## Stated goal
Transcribe all the entries word for word, but omit the images.

## Data excerpts

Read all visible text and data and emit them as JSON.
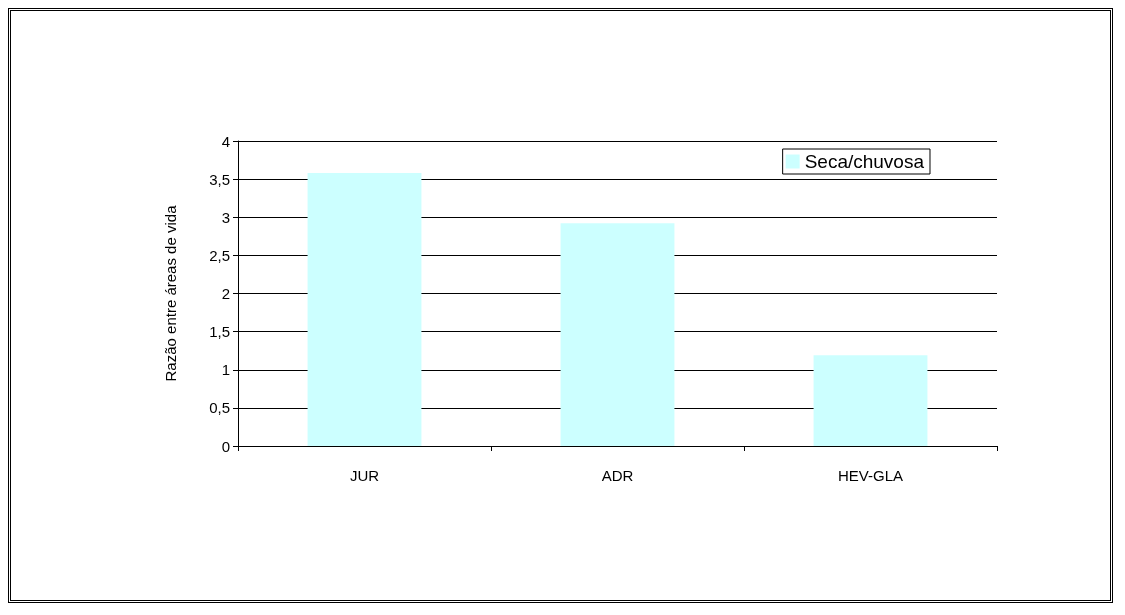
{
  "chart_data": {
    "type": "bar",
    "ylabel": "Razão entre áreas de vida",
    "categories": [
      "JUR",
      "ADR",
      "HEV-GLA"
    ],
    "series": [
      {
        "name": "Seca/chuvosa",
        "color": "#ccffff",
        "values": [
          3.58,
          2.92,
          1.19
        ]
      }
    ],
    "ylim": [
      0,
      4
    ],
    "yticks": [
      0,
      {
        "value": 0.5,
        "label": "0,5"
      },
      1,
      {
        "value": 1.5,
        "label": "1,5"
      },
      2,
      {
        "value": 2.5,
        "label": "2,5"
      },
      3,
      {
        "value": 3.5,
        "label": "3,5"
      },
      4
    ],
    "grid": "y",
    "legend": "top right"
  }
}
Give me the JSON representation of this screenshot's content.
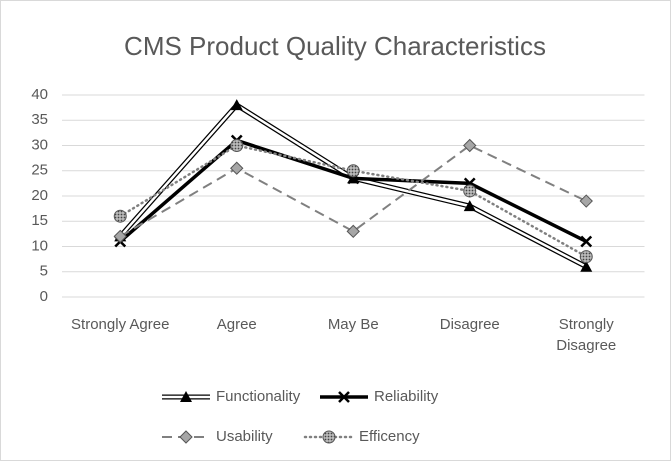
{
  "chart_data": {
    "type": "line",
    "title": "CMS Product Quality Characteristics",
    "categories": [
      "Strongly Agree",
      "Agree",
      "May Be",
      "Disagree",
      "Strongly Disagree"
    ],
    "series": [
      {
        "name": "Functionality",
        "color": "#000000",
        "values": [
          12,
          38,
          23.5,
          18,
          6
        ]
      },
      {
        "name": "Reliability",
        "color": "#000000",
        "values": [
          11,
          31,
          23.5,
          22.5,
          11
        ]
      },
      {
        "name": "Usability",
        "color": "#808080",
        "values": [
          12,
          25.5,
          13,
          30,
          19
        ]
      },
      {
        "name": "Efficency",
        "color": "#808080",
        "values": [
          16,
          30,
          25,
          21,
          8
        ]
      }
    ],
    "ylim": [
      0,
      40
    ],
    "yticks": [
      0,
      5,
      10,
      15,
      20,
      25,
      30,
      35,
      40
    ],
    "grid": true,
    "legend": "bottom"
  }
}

## Final result
Read all visible text and data and emit them as JSON.
{
  "chart_data": {
    "type": "bar",
    "ylabel": "Razão entre áreas de vida",
    "categories": [
      "JUR",
      "ADR",
      "HEV-GLA"
    ],
    "series": [
      {
        "name": "Seca/chuvosa",
        "color": "#ccffff",
        "values": [
          3.58,
          2.92,
          1.19
        ]
      }
    ],
    "ylim": [
      0,
      4
    ],
    "yticks": [
      0,
      {
        "value": 0.5,
        "label": "0,5"
      },
      1,
      {
        "value": 1.5,
        "label": "1,5"
      },
      2,
      {
        "value": 2.5,
        "label": "2,5"
      },
      3,
      {
        "value": 3.5,
        "label": "3,5"
      },
      4
    ],
    "grid": "y",
    "legend": "top right"
  }
}
Give me the JSON representation of this screenshot's content.
{
  "chart_data": {
    "type": "line",
    "title": "CMS Product Quality Characteristics",
    "categories": [
      "Strongly Agree",
      "Agree",
      "May Be",
      "Disagree",
      "Strongly Disagree"
    ],
    "series": [
      {
        "name": "Functionality",
        "color": "#000000",
        "values": [
          12,
          38,
          23.5,
          18,
          6
        ]
      },
      {
        "name": "Reliability",
        "color": "#000000",
        "values": [
          11,
          31,
          23.5,
          22.5,
          11
        ]
      },
      {
        "name": "Usability",
        "color": "#808080",
        "values": [
          12,
          25.5,
          13,
          30,
          19
        ]
      },
      {
        "name": "Efficency",
        "color": "#808080",
        "values": [
          16,
          30,
          25,
          21,
          8
        ]
      }
    ],
    "ylim": [
      0,
      40
    ],
    "yticks": [
      0,
      5,
      10,
      15,
      20,
      25,
      30,
      35,
      40
    ],
    "grid": true,
    "legend": "bottom"
  }
}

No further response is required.